WRITTEN REQUEST: From the entries that follow, extract each line holding the string "Positive".

######

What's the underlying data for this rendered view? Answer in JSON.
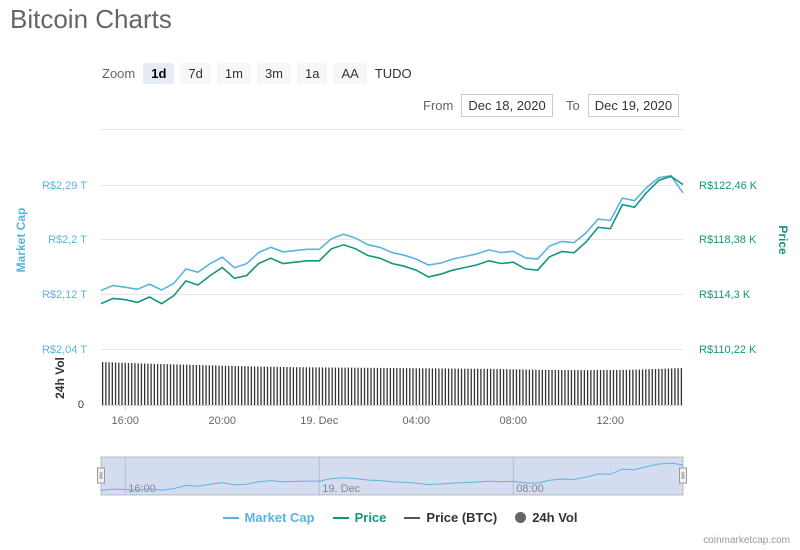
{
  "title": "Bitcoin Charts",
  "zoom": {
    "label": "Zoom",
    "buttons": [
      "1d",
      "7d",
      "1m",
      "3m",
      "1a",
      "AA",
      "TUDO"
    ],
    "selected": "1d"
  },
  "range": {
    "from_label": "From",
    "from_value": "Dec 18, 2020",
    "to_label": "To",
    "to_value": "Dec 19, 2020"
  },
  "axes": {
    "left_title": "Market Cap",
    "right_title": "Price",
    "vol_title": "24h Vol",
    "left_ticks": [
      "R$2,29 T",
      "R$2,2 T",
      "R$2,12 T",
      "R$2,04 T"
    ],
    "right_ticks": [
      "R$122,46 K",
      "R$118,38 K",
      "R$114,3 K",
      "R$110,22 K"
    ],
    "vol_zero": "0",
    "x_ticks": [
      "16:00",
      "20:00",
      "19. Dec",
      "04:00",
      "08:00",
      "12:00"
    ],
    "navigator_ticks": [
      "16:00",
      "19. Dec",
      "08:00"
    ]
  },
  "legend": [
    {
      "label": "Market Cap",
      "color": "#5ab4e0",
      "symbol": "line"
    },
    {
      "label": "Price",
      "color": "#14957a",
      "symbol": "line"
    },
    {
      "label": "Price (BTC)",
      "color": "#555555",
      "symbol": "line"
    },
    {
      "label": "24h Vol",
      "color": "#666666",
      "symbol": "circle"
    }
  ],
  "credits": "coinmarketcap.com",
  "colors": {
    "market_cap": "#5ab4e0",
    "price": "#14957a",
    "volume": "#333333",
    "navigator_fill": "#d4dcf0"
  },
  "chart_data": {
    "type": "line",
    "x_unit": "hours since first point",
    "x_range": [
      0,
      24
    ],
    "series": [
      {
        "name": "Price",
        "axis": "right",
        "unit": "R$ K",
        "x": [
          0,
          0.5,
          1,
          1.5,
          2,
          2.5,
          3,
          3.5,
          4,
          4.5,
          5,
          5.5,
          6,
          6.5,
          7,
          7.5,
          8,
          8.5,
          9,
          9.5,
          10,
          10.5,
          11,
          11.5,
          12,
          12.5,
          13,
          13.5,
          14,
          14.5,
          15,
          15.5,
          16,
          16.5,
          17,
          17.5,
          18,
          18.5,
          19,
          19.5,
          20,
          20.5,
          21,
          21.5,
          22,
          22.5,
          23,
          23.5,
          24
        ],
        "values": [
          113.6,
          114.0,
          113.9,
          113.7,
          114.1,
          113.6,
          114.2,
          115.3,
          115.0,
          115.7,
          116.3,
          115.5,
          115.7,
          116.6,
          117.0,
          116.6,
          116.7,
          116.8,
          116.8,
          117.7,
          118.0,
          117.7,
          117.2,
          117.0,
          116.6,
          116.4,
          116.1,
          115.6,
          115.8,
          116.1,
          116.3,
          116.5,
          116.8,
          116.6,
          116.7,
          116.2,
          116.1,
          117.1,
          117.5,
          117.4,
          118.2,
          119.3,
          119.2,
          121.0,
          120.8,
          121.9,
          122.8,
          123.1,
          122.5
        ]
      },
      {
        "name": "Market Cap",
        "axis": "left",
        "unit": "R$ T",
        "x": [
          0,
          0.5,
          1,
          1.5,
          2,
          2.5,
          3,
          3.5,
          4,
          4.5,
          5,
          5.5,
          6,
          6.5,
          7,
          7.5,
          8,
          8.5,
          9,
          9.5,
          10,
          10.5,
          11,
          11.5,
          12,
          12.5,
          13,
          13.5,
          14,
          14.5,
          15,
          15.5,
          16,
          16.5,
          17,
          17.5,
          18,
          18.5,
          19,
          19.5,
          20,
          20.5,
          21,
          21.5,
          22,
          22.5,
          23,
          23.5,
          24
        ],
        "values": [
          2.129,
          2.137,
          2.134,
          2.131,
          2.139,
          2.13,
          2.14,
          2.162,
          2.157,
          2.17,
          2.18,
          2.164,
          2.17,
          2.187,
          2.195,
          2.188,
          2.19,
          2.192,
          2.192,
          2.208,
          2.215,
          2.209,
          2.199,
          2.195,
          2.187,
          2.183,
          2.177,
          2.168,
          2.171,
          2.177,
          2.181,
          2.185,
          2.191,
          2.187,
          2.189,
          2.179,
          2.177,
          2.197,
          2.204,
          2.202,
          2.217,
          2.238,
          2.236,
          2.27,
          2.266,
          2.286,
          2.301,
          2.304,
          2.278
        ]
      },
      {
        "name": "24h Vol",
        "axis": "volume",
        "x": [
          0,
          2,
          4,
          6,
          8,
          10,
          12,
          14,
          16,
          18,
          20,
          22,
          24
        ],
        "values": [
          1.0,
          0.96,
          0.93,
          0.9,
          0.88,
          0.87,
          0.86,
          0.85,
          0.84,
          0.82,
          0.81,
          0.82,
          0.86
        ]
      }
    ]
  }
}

######

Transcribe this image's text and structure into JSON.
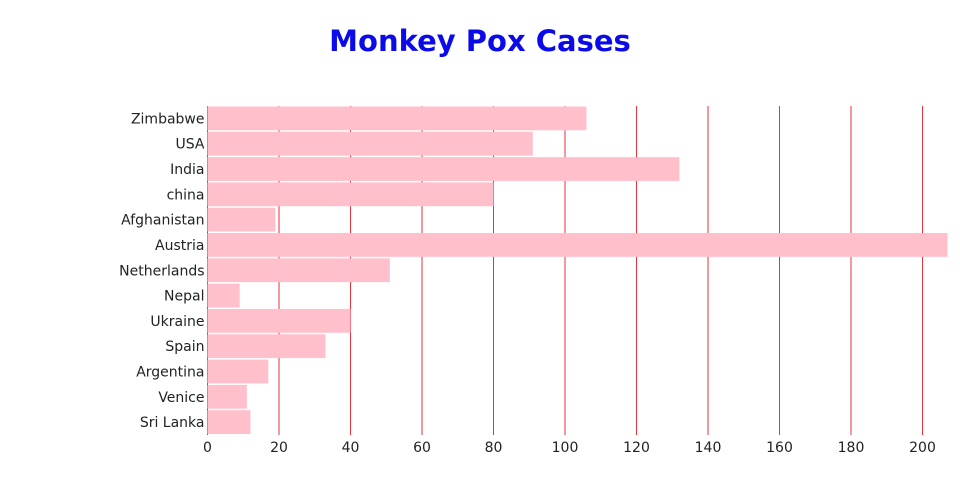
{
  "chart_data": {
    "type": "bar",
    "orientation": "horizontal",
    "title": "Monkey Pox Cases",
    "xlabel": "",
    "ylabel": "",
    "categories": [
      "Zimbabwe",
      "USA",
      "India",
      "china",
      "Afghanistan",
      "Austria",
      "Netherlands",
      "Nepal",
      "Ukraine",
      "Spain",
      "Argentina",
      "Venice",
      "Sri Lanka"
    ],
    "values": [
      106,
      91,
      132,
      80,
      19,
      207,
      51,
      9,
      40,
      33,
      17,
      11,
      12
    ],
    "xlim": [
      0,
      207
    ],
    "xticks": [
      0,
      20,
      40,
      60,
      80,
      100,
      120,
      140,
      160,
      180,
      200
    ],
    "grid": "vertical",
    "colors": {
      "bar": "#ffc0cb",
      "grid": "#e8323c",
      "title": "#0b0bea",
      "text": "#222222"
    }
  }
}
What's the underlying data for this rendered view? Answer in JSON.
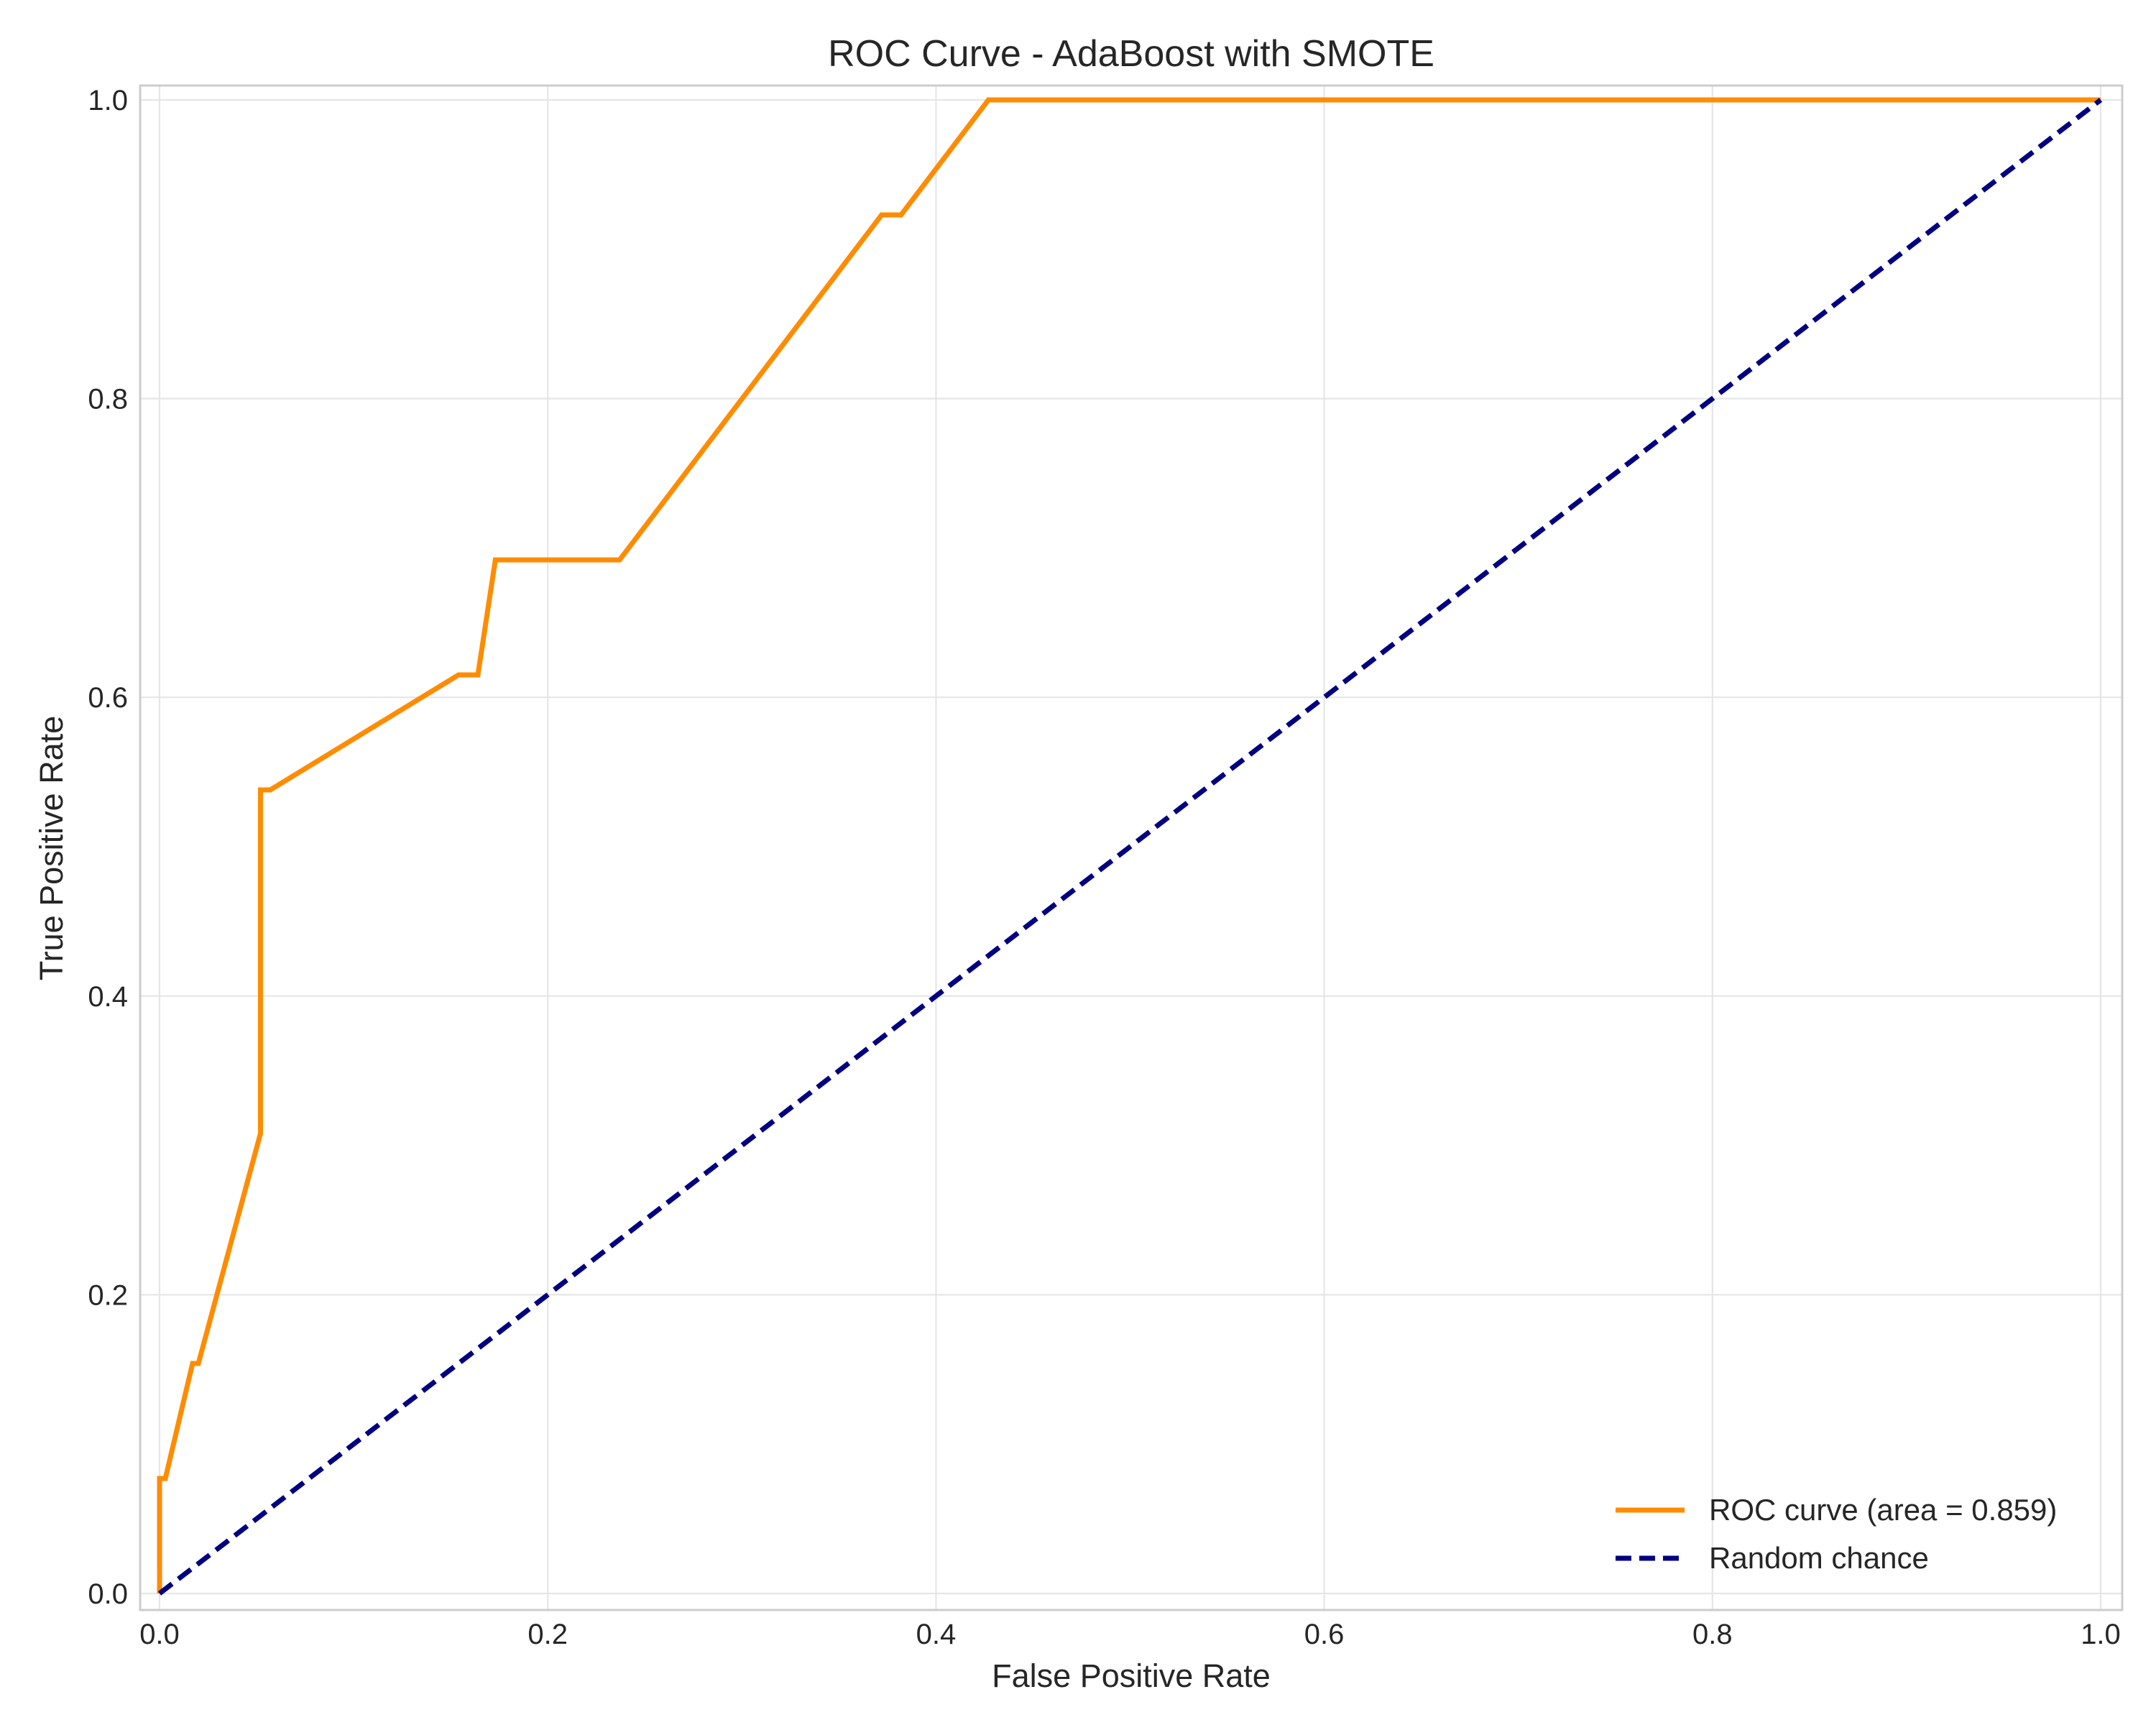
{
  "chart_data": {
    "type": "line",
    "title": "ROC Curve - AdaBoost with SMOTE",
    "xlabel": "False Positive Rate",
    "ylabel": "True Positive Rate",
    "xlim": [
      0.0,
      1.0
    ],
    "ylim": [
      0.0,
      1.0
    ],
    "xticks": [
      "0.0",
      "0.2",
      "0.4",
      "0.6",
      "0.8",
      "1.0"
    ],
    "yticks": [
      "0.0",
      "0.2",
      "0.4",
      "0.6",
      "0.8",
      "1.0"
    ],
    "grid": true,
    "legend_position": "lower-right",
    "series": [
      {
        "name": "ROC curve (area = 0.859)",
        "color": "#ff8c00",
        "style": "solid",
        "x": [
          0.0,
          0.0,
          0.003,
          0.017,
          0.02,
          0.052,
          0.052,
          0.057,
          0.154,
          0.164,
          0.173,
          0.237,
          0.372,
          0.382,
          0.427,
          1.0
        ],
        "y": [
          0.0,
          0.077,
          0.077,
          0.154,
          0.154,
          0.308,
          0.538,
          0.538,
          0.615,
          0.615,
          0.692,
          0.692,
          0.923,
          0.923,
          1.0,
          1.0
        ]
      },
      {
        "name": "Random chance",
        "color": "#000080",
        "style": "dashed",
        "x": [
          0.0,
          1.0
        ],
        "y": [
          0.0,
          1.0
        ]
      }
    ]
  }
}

######

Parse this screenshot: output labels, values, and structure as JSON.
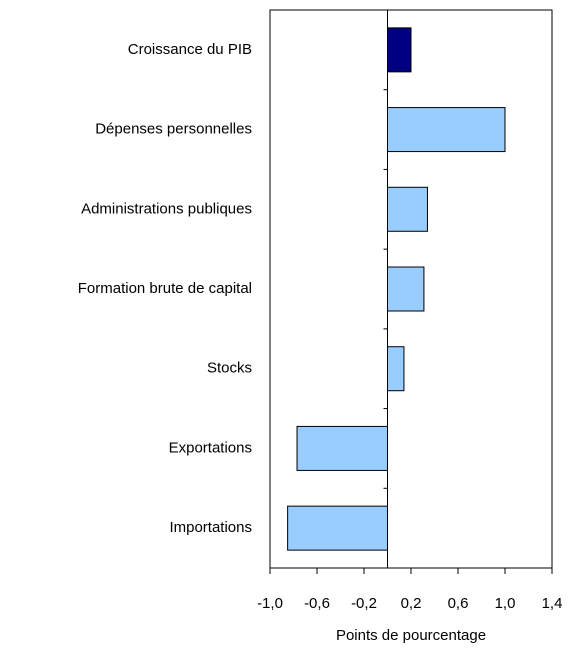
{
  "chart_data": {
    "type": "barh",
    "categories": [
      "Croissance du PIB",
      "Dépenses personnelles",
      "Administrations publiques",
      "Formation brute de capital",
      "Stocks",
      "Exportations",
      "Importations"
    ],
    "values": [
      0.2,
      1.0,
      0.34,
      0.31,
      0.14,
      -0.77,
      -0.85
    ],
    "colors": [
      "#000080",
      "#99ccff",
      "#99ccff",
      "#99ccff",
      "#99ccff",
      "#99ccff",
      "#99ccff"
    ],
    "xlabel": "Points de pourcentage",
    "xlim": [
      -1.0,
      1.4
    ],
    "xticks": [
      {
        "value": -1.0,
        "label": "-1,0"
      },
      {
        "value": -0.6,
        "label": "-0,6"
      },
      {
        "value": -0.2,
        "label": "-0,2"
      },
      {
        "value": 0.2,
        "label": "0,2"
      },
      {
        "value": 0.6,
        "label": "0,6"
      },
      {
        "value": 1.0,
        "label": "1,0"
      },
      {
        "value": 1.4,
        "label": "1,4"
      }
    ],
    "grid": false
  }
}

######

SOLUTION TO THIS TASK:
    "xlabel": "False Positive Rate",
    "ylabel": "True Positive Rate",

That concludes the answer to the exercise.